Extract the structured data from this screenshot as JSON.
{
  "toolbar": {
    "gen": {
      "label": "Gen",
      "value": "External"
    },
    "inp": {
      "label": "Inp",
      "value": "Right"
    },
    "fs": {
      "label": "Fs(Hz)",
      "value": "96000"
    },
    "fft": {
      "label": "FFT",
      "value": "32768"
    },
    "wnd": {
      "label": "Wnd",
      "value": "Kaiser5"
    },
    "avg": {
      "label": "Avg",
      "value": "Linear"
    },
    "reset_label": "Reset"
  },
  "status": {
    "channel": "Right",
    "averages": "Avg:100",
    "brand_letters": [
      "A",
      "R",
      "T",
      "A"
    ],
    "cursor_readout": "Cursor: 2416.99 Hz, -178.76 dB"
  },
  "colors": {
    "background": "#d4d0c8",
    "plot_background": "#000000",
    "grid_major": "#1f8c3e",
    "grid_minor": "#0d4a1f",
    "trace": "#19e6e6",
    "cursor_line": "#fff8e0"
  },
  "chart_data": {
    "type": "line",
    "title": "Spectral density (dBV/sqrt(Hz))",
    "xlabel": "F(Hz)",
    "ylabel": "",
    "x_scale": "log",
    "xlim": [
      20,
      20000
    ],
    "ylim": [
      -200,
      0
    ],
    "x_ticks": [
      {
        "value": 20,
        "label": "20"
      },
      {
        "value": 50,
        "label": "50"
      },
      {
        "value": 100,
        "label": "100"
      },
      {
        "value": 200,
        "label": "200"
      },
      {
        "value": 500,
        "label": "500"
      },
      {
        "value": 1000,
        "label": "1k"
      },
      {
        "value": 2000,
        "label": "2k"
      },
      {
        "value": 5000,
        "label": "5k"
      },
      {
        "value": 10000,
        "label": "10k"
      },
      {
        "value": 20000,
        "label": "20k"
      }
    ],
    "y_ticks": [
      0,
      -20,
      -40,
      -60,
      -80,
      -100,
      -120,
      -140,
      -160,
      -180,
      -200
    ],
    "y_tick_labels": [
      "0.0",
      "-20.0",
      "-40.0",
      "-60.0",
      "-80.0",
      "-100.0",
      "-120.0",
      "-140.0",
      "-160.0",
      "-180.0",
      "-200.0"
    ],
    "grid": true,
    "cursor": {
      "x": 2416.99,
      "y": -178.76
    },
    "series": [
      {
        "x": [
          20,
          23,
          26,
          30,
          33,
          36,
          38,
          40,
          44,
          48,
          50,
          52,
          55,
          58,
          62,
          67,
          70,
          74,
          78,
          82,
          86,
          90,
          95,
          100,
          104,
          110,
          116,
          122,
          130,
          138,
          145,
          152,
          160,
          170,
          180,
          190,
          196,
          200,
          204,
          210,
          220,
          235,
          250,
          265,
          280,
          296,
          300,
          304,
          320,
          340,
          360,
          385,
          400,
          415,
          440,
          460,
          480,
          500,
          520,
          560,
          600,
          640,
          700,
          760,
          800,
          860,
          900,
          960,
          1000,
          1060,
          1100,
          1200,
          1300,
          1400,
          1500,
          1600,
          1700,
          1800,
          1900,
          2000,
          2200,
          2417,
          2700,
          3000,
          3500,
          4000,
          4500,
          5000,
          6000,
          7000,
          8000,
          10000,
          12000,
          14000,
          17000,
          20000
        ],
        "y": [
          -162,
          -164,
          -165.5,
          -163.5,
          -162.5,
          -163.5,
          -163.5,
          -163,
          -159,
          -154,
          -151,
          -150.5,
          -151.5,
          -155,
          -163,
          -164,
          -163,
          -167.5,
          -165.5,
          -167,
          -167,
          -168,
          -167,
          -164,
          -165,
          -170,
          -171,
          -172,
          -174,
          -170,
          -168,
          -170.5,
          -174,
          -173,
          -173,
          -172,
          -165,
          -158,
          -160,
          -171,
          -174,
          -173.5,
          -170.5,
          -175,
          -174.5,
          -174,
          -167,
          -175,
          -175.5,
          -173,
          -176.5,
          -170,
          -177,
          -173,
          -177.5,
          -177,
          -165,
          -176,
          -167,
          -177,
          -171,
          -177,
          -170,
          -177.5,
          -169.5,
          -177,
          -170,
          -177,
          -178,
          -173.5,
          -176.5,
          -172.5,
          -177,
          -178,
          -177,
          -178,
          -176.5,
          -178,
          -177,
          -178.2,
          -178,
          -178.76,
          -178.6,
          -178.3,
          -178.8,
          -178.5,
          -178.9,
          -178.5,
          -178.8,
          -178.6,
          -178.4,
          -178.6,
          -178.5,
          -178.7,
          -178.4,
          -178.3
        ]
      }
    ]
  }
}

================

Reproduce the material precisely, including every line.

• RESPONSE BELOW
Extract the structured data from this screenshot as JSON.
{
  "toolbar": {
    "gen": {
      "label": "Gen",
      "value": "External"
    },
    "inp": {
      "label": "Inp",
      "value": "Right"
    },
    "fs": {
      "label": "Fs(Hz)",
      "value": "96000"
    },
    "fft": {
      "label": "FFT",
      "value": "32768"
    },
    "wnd": {
      "label": "Wnd",
      "value": "Kaiser5"
    },
    "avg": {
      "label": "Avg",
      "value": "Linear"
    },
    "reset_label": "Reset"
  },
  "status": {
    "channel": "Right",
    "averages": "Avg:100",
    "brand_letters": [
      "A",
      "R",
      "T",
      "A"
    ],
    "cursor_readout": "Cursor: 2416.99 Hz, -178.76 dB"
  },
  "colors": {
    "background": "#d4d0c8",
    "plot_background": "#000000",
    "grid_major": "#1f8c3e",
    "grid_minor": "#0d4a1f",
    "trace": "#19e6e6",
    "cursor_line": "#fff8e0"
  },
  "chart_data": {
    "type": "line",
    "title": "Spectral density (dBV/sqrt(Hz))",
    "xlabel": "F(Hz)",
    "ylabel": "",
    "x_scale": "log",
    "xlim": [
      20,
      20000
    ],
    "ylim": [
      -200,
      0
    ],
    "x_ticks": [
      {
        "value": 20,
        "label": "20"
      },
      {
        "value": 50,
        "label": "50"
      },
      {
        "value": 100,
        "label": "100"
      },
      {
        "value": 200,
        "label": "200"
      },
      {
        "value": 500,
        "label": "500"
      },
      {
        "value": 1000,
        "label": "1k"
      },
      {
        "value": 2000,
        "label": "2k"
      },
      {
        "value": 5000,
        "label": "5k"
      },
      {
        "value": 10000,
        "label": "10k"
      },
      {
        "value": 20000,
        "label": "20k"
      }
    ],
    "y_ticks": [
      0,
      -20,
      -40,
      -60,
      -80,
      -100,
      -120,
      -140,
      -160,
      -180,
      -200
    ],
    "y_tick_labels": [
      "0.0",
      "-20.0",
      "-40.0",
      "-60.0",
      "-80.0",
      "-100.0",
      "-120.0",
      "-140.0",
      "-160.0",
      "-180.0",
      "-200.0"
    ],
    "grid": true,
    "cursor": {
      "x": 2416.99,
      "y": -178.76
    },
    "series": [
      {
        "x": [
          20,
          23,
          26,
          30,
          33,
          36,
          38,
          40,
          44,
          48,
          50,
          52,
          55,
          58,
          62,
          67,
          70,
          74,
          78,
          82,
          86,
          90,
          95,
          100,
          104,
          110,
          116,
          122,
          130,
          138,
          145,
          152,
          160,
          170,
          180,
          190,
          196,
          200,
          204,
          210,
          220,
          235,
          250,
          265,
          280,
          296,
          300,
          304,
          320,
          340,
          360,
          385,
          400,
          415,
          440,
          460,
          480,
          500,
          520,
          560,
          600,
          640,
          700,
          760,
          800,
          860,
          900,
          960,
          1000,
          1060,
          1100,
          1200,
          1300,
          1400,
          1500,
          1600,
          1700,
          1800,
          1900,
          2000,
          2200,
          2417,
          2700,
          3000,
          3500,
          4000,
          4500,
          5000,
          6000,
          7000,
          8000,
          10000,
          12000,
          14000,
          17000,
          20000
        ],
        "y": [
          -162,
          -164,
          -165.5,
          -163.5,
          -162.5,
          -163.5,
          -163.5,
          -163,
          -159,
          -154,
          -151,
          -150.5,
          -151.5,
          -155,
          -163,
          -164,
          -163,
          -167.5,
          -165.5,
          -167,
          -167,
          -168,
          -167,
          -164,
          -165,
          -170,
          -171,
          -172,
          -174,
          -170,
          -168,
          -170.5,
          -174,
          -173,
          -173,
          -172,
          -165,
          -158,
          -160,
          -171,
          -174,
          -173.5,
          -170.5,
          -175,
          -174.5,
          -174,
          -167,
          -175,
          -175.5,
          -173,
          -176.5,
          -170,
          -177,
          -173,
          -177.5,
          -177,
          -165,
          -176,
          -167,
          -177,
          -171,
          -177,
          -170,
          -177.5,
          -169.5,
          -177,
          -170,
          -177,
          -178,
          -173.5,
          -176.5,
          -172.5,
          -177,
          -178,
          -177,
          -178,
          -176.5,
          -178,
          -177,
          -178.2,
          -178,
          -178.76,
          -178.6,
          -178.3,
          -178.8,
          -178.5,
          -178.9,
          -178.5,
          -178.8,
          -178.6,
          -178.4,
          -178.6,
          -178.5,
          -178.7,
          -178.4,
          -178.3
        ]
      }
    ]
  }
}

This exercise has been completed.